▸ **Exercise prompt**
Find the lines that contain the word "那么从前称颂他的人将会转而毁谤" and copy each one.

▸ **Data entries**
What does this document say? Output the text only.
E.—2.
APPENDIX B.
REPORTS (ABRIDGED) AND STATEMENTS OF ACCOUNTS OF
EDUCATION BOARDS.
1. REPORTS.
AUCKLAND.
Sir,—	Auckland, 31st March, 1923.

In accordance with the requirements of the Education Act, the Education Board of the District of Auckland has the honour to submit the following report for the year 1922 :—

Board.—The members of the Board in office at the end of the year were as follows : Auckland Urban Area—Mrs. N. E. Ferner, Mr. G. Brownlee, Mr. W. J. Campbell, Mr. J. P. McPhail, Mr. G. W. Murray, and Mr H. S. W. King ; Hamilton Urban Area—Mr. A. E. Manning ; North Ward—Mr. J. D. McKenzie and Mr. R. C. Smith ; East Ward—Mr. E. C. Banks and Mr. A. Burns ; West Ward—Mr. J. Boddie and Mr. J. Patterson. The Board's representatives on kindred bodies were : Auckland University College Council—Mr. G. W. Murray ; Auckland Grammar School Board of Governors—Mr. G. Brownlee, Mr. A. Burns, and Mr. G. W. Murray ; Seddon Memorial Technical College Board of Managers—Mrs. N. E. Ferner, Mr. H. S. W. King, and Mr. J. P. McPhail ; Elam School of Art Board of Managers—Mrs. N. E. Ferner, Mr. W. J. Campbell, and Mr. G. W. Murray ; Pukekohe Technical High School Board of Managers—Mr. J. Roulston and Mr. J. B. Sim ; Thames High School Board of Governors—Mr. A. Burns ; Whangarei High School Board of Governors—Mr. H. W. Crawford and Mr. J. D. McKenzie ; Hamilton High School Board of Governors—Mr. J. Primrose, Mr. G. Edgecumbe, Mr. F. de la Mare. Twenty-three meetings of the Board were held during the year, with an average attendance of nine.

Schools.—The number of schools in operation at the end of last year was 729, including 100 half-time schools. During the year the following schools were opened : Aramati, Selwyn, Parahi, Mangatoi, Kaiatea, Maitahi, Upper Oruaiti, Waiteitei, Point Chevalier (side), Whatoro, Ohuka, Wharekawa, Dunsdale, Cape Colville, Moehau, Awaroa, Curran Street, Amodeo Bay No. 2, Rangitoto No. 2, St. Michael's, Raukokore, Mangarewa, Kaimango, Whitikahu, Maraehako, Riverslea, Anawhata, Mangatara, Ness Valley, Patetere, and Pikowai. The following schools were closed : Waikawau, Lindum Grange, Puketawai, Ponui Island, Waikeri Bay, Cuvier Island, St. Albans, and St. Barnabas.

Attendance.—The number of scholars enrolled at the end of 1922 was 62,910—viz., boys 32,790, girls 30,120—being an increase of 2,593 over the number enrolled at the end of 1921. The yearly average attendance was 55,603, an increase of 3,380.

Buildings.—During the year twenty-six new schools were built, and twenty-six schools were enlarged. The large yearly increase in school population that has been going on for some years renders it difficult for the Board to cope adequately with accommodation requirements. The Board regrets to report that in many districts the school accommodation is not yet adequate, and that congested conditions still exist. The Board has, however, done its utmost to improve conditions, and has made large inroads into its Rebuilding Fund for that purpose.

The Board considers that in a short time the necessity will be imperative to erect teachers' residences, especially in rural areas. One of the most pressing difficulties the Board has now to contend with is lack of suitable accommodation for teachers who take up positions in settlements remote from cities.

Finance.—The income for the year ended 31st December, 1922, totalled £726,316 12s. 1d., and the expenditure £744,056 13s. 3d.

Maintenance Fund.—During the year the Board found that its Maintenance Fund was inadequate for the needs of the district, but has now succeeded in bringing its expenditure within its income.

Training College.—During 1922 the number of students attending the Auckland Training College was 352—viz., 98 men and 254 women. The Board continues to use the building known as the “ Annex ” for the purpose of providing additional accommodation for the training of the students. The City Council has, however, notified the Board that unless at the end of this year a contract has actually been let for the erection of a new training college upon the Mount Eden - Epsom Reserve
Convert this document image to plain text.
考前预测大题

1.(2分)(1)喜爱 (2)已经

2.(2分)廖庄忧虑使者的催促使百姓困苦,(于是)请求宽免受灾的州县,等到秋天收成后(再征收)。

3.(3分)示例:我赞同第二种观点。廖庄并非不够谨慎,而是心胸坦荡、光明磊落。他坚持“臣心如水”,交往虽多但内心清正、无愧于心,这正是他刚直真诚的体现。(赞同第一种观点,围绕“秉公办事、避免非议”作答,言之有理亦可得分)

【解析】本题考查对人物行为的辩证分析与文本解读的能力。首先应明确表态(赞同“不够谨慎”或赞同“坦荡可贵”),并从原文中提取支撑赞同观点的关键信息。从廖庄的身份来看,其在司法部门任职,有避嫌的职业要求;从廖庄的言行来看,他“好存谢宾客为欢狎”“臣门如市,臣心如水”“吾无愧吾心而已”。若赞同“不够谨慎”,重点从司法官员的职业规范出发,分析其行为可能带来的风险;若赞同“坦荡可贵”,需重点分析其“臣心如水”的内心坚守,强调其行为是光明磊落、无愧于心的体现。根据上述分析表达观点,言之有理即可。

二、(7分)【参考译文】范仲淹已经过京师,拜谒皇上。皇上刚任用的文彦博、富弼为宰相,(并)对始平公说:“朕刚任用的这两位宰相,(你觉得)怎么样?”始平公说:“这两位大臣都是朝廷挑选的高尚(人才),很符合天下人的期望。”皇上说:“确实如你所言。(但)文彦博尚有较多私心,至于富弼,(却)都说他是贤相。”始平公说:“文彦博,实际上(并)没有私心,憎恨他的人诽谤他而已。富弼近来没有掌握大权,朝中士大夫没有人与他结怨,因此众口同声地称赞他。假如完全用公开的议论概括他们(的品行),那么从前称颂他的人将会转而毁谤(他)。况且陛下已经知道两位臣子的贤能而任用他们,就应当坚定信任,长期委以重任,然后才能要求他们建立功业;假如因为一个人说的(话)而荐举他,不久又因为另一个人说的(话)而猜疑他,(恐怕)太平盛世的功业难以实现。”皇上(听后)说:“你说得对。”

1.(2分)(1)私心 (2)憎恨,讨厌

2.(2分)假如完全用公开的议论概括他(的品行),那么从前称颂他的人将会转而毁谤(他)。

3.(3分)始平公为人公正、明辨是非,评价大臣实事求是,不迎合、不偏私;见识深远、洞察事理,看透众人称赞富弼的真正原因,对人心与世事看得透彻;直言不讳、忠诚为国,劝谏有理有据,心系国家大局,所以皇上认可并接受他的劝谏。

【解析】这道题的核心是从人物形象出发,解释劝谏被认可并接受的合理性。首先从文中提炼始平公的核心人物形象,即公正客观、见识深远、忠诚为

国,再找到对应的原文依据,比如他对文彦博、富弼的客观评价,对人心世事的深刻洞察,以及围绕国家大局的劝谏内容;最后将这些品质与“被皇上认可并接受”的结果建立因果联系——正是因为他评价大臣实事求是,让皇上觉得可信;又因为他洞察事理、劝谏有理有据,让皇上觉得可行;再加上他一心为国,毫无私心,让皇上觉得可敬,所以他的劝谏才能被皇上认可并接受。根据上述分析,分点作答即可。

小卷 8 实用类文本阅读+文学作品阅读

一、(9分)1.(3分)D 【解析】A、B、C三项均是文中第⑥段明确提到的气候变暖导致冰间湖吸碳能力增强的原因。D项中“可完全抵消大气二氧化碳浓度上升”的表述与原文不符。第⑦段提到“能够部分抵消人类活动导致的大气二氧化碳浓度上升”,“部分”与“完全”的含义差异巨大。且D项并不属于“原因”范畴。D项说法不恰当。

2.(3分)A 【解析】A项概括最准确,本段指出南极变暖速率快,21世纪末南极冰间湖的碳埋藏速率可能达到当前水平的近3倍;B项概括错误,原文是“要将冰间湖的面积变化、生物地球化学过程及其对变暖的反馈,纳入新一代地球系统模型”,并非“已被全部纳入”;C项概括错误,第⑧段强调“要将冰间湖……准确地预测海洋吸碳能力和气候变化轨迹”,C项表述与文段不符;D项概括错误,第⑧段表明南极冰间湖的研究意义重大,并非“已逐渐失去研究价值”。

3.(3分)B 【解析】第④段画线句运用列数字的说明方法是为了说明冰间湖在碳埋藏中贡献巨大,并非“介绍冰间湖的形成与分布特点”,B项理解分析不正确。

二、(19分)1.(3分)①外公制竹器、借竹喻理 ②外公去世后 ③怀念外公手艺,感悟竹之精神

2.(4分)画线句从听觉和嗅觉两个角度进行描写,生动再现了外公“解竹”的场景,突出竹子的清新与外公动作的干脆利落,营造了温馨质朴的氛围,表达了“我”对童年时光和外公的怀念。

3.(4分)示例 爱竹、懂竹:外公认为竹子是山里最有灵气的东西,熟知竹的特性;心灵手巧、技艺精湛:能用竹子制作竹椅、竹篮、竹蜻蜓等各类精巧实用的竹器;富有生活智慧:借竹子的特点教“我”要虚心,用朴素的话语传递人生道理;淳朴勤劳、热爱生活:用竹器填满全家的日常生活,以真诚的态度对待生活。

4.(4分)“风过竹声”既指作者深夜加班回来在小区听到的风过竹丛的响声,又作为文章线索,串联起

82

▸ **Answer to the task**
二、(7分)【参考译文】范仲淹已经过京师,拜谒皇上。皇上刚任用的文彦博、富弼为宰相,(并)对始平公说:“朕刚任用的这两位宰相,(你觉得)怎么样?”始平公说:“这两位大臣都是朝廷挑选的高尚(人才),很符合天下人的期望。”皇上说:“确实如你所言。(但)文彦博尚有较多私心,至于富弼,(却)都说他是贤相。”始平公说:“文彦博,实际上(并)没有私心,憎恨他的人诽谤他而已。富弼近来没有掌握大权,朝中士大夫没有人与他结怨,因此众口同声地称赞他。假如完全用公开的议论概括他们(的品行),那么从前称颂他的人将会转而毁谤(他)。况且陛下已经知道两位臣子的贤能而任用他们,就应当坚定信任,长期委以重任,然后才能要求他们建立功业;假如因为一个人说的(话)而荐举他,不久又因为另一个人说的(话)而猜疑他,(恐怕)太平盛世的功业难以实现。”皇上(听后)说:“你说得对。”
2.(2分)假如完全用公开的议论概括他(的品行),那么从前称颂他的人将会转而毁谤(他)。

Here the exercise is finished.